• _EXERCICES À TRAITER_
a. Selon le texte fourni sur Eraserhead, quelle récompense le film a-t-il reçue au Festival d’Avoriaz ?
b. Disposez en liste numérotée les lignes des enregistrements, depuis celle qui contient « y-axis-tick-label: 2% [15, 408, 34, 423] » jusqu’à celle qui contient « chart-footer: Data source: IHME, Global », toutes deux incluses, sans les lignes vides.

• _TEXTE FOURNI_
Toutefois, ce qui marque véritablement le spectateur, c’est l’incroyable capacité de Lynch à susciter la peur avec bien peu de choses. Eraserhead est certes un film complexe, mais il peut avant toute chose se ressentir physiquement comme on le ferait la nuit face à un cauchemar semblant bien réel. Tous ceux qui adorent les délires incompréhensibles de Lynch dans Twin Peaks, Lost Highway ou encore Mulholland Drive doivent donc impérativement voir et revoir ce premier chef d’œuvre qui mérite amplement son statut de film culte.

Présenté pour la première fois en France au Festival américain de Deauville en septembre 1977, Eraserhead a ensuite été sélectionné au Festival d’Avoriaz en janvier 1978. Le film fait forte impression et obtient un prix spécial (Antenne d’or). Il est d’ailleurs programmé la même année que d’autres outsiders comme La dernière vague (Peter Weir) qui reçoit le Prix spécial du jury et Le cercle infernal (Richard Loncraine) qui est consacré par un Grand Prix fort mérité. On notera d’ailleurs que ces trois films ont eu des difficultés à trouver des distributeurs français, malgré les récompenses obtenues.

Eraserhead : retour sur la sortie française initiale

Pour Eraserhead, le chemin de croix fut long puisque le long-métrage ne débarque dans les salles que le 17 décembre 1980, et seulement dans deux salles parisiennes (La Clef et l’Olympic). Lors de sa première semaine, le chef d’œuvre de l’étrange regroupe 1 570 curieux dans ses deux salles. La septaine suivante, le film conserve ses deux cinémas et se maintient avec 1 112 adeptes d’un cinéma expérimental, puis 1 336 en 3ème semaine.

• _LES ENREGISTREMENTS_
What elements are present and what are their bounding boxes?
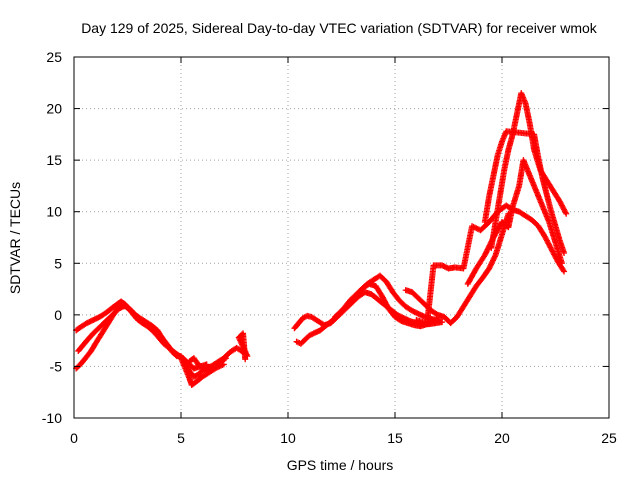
x-axis-label: GPS time / hours <box>287 457 394 473</box>
y-tick-label: 10 <box>46 204 62 220</box>
series-arc-f <box>291 280 443 332</box>
y-axis-ticks: -10 -5 0 5 10 15 20 25 <box>42 49 609 426</box>
data-point <box>484 246 491 253</box>
x-tick-label: 0 <box>70 430 78 446</box>
y-tick-label: -5 <box>50 358 63 374</box>
x-tick-label: 5 <box>177 430 185 446</box>
y-tick-label: -10 <box>42 410 62 426</box>
data-point <box>561 268 568 275</box>
y-axis-label: SDTVAR / TECUs <box>7 182 23 294</box>
plot-border <box>73 56 610 419</box>
series-arc-l <box>481 128 568 256</box>
y-tick-label: 20 <box>46 101 62 117</box>
data-point <box>483 247 490 254</box>
y-tick-label: 25 <box>46 49 62 65</box>
y-tick-label: 5 <box>54 255 62 271</box>
data-point <box>481 252 488 259</box>
data-point <box>483 249 490 256</box>
data-point <box>482 250 489 257</box>
y-tick-label: 0 <box>54 307 62 323</box>
x-tick-label: 25 <box>601 430 617 446</box>
chart-title: Day 129 of 2025, Sidereal Day-to-day VTE… <box>81 20 598 36</box>
x-tick-label: 20 <box>494 430 510 446</box>
data-points <box>73 90 570 388</box>
data-point <box>563 210 570 217</box>
series-arc-j <box>464 157 565 287</box>
x-tick-label: 10 <box>280 430 296 446</box>
x-axis-ticks: 0 5 10 15 20 25 <box>70 57 617 446</box>
series-arc-i <box>413 202 568 327</box>
x-tick-label: 15 <box>387 430 403 446</box>
data-point <box>242 356 249 363</box>
data-point <box>558 260 565 267</box>
series-arc-c <box>75 302 227 388</box>
series-arc-g <box>332 272 441 324</box>
data-point <box>560 267 567 274</box>
y-tick-label: 15 <box>46 152 62 168</box>
data-point <box>561 249 568 256</box>
series-arc-d <box>186 330 251 373</box>
data-point <box>434 317 441 324</box>
data-point <box>220 361 227 368</box>
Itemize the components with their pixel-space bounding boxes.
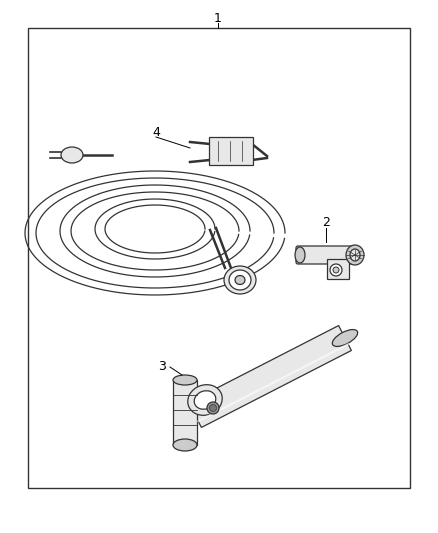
FancyBboxPatch shape	[209, 137, 253, 165]
Ellipse shape	[346, 245, 364, 265]
Ellipse shape	[295, 247, 305, 263]
Ellipse shape	[229, 270, 251, 290]
Ellipse shape	[173, 439, 197, 451]
Ellipse shape	[188, 385, 222, 415]
FancyBboxPatch shape	[327, 259, 349, 279]
Ellipse shape	[61, 147, 83, 163]
Ellipse shape	[194, 391, 216, 409]
Ellipse shape	[350, 249, 360, 261]
Polygon shape	[173, 380, 197, 445]
Ellipse shape	[209, 405, 216, 411]
Ellipse shape	[207, 402, 219, 414]
Ellipse shape	[235, 276, 245, 285]
Text: 3: 3	[158, 360, 166, 374]
Ellipse shape	[224, 266, 256, 294]
Ellipse shape	[173, 375, 197, 385]
Bar	[28, 28, 410, 488]
Circle shape	[330, 264, 342, 276]
Text: 4: 4	[152, 125, 160, 139]
FancyBboxPatch shape	[296, 246, 355, 264]
Ellipse shape	[332, 329, 358, 346]
Circle shape	[333, 267, 339, 273]
Text: 1: 1	[214, 12, 222, 25]
Polygon shape	[189, 326, 351, 427]
Text: 2: 2	[322, 215, 330, 229]
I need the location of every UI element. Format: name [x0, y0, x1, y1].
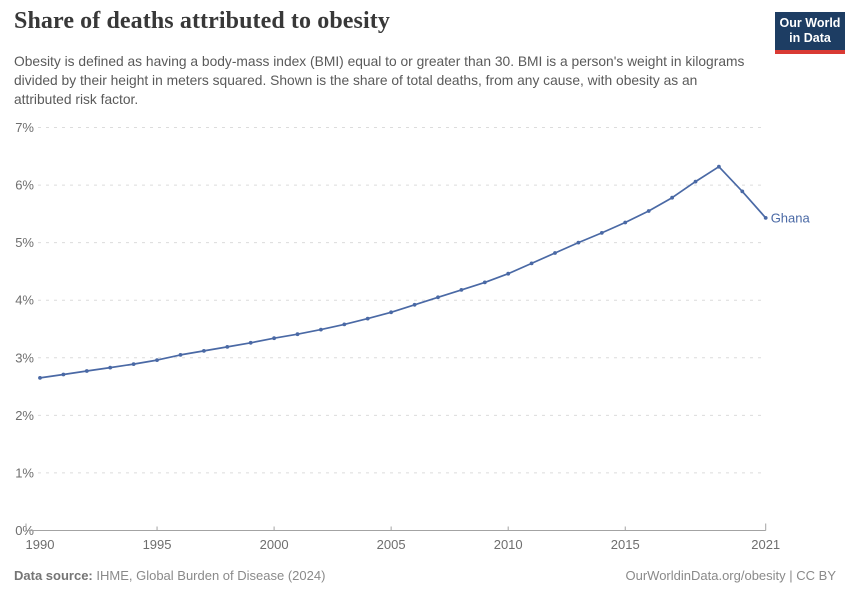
y-axis-tick-label: 2% [15, 408, 34, 423]
y-axis-tick-label: 1% [15, 465, 34, 480]
data-point [202, 349, 206, 353]
x-axis-tick-label: 2021 [751, 537, 780, 552]
data-point [38, 376, 42, 380]
data-point [342, 322, 347, 327]
data-point [84, 369, 89, 373]
chart-footer: Data source: IHME, Global Burden of Dise… [14, 568, 836, 583]
y-axis-tick-label: 4% [15, 293, 34, 308]
owid-logo[interactable]: Our World in Data [775, 12, 845, 54]
data-point [717, 164, 721, 169]
data-point [108, 365, 113, 370]
data-point [693, 179, 698, 184]
y-axis-tick-label: 0% [15, 523, 34, 538]
x-axis-tick-label: 2015 [611, 537, 640, 552]
data-point [412, 302, 417, 307]
data-point [178, 353, 183, 357]
data-point [389, 310, 393, 315]
data-point [623, 220, 628, 225]
data-point [599, 231, 604, 235]
page-title: Share of deaths attributed to obesity [14, 8, 390, 34]
series-entity-label: Ghana [771, 210, 811, 225]
data-source: Data source: IHME, Global Burden of Dise… [14, 568, 325, 583]
data-source-label: Data source: [14, 568, 93, 583]
data-point [436, 295, 440, 300]
data-point [131, 362, 136, 366]
data-point [763, 216, 768, 220]
line-chart: 0% 1% 2% 3% 4% 5% 6% 7% 1990 1995 2000 2005 2010 2015… [15, 120, 811, 552]
data-point [155, 358, 159, 362]
y-axis-tick-label: 7% [15, 120, 34, 135]
chart-subtitle: Obesity is defined as having a body-mass… [14, 54, 745, 108]
data-point [248, 340, 253, 345]
data-point [670, 195, 674, 200]
owid-citation-link[interactable]: OurWorldinData.org/obesity | CC BY [625, 568, 837, 583]
data-point [529, 261, 534, 266]
y-axis-tick-label: 3% [15, 350, 34, 365]
data-point [272, 336, 276, 341]
data-point [576, 240, 581, 245]
data-point [365, 316, 370, 321]
data-point [553, 251, 557, 255]
data-point [319, 327, 323, 332]
y-axis-tick-label: 5% [15, 235, 34, 250]
data-point [295, 332, 300, 337]
x-axis-tick-label: 1990 [26, 537, 55, 552]
x-axis-tick-label: 1995 [143, 537, 172, 552]
data-source-text: IHME, Global Burden of Disease (2024) [92, 568, 326, 583]
data-point [459, 288, 464, 292]
owid-logo-line1: Our World [779, 16, 841, 30]
x-axis-tick-label: 2010 [494, 537, 523, 552]
data-point [61, 372, 66, 377]
data-point [646, 209, 651, 213]
data-point [482, 280, 487, 285]
owid-logo-line2: in Data [789, 31, 831, 46]
x-axis-tick-label: 2000 [260, 537, 289, 552]
x-axis-tick-label: 2005 [377, 537, 406, 552]
data-point [225, 345, 230, 349]
data-point [506, 271, 511, 276]
y-axis-tick-label: 6% [15, 178, 34, 193]
data-line-ghana [39, 165, 767, 379]
data-point [740, 189, 745, 194]
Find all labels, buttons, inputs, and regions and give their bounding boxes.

• _RÉSULTATS OBTENUS_
a. Un prix spécial, l’Antenne d’or.

b.
1. y-axis-tick-label: 2% [15, 408, 34, 423]
2. y-axis-tick-label: 1% [15, 465, 34, 480]
3. data-point [202, 349, 206, 353]
4. x-axis-tick-label: 2021 [751, 537, 780, 552]
5. data-point [38, 376, 42, 380]
6. data-point [342, 322, 347, 327]
7. data-point [84, 369, 89, 373]
8. chart-footer: Data source: IHME, Global Burden of Dise… [14, 568, 836, 583]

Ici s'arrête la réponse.